▸ **Exercise directions**
Below is a listing to transcribe in full and exactly; keep the pictures out.

>>>

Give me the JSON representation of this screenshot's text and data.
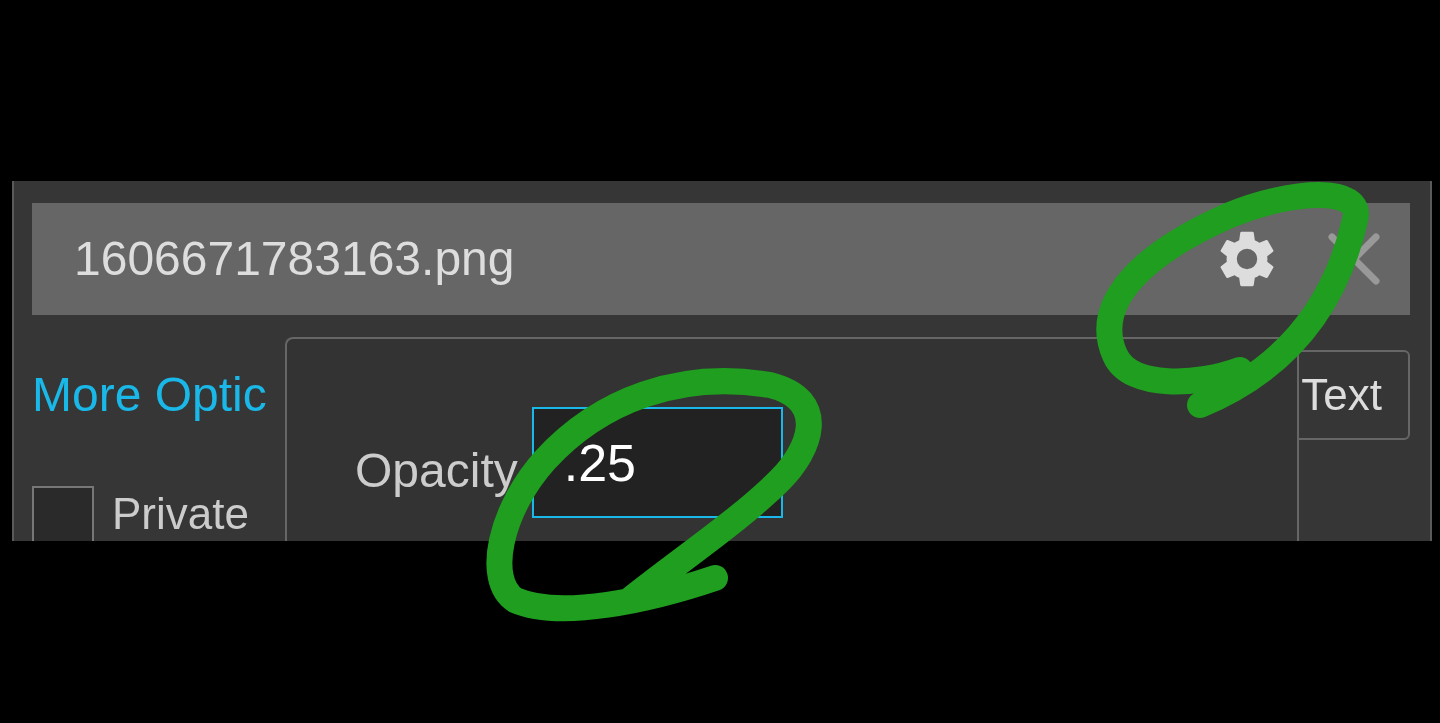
{
  "file_bar": {
    "filename": "1606671783163.png"
  },
  "more_options_link": "More Optic",
  "private_checkbox": {
    "label": "Private",
    "checked": false
  },
  "text_button": "Text",
  "opacity_popup": {
    "label": "Opacity",
    "value": ".25",
    "focused": true
  }
}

<<<

▸ **Completed task**
Give me the JSON representation of this screenshot's text and data.
{
  "file_bar": {
    "filename": "1606671783163.png"
  },
  "more_options_link": "More Optic",
  "private_checkbox": {
    "label": "Private",
    "checked": false
  },
  "text_button": "Text",
  "opacity_popup": {
    "label": "Opacity",
    "value": ".25",
    "focused": true
  }
}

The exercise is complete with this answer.